Start of ENTRIES PROVIDED

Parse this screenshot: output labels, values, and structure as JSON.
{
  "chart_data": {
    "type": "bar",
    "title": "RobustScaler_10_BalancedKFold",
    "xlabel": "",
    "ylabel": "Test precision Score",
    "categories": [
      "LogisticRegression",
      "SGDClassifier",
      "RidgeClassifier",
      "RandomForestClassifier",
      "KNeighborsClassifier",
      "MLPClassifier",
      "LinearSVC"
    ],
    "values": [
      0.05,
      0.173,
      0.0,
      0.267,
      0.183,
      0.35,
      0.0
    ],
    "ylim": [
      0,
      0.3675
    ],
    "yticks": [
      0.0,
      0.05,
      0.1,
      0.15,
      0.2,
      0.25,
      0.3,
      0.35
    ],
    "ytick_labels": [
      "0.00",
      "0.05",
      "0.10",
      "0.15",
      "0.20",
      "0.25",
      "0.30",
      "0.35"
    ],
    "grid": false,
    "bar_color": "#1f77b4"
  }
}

End of ENTRIES PROVIDED

Copy all the lines, exactly.

EXPECTED ANSWER
Parse this screenshot: output labels, values, and structure as JSON.
{
  "chart_data": {
    "type": "bar",
    "title": "RobustScaler_10_BalancedKFold",
    "xlabel": "",
    "ylabel": "Test precision Score",
    "categories": [
      "LogisticRegression",
      "SGDClassifier",
      "RidgeClassifier",
      "RandomForestClassifier",
      "KNeighborsClassifier",
      "MLPClassifier",
      "LinearSVC"
    ],
    "values": [
      0.05,
      0.173,
      0.0,
      0.267,
      0.183,
      0.35,
      0.0
    ],
    "ylim": [
      0,
      0.3675
    ],
    "yticks": [
      0.0,
      0.05,
      0.1,
      0.15,
      0.2,
      0.25,
      0.3,
      0.35
    ],
    "ytick_labels": [
      "0.00",
      "0.05",
      "0.10",
      "0.15",
      "0.20",
      "0.25",
      "0.30",
      "0.35"
    ],
    "grid": false,
    "bar_color": "#1f77b4"
  }
}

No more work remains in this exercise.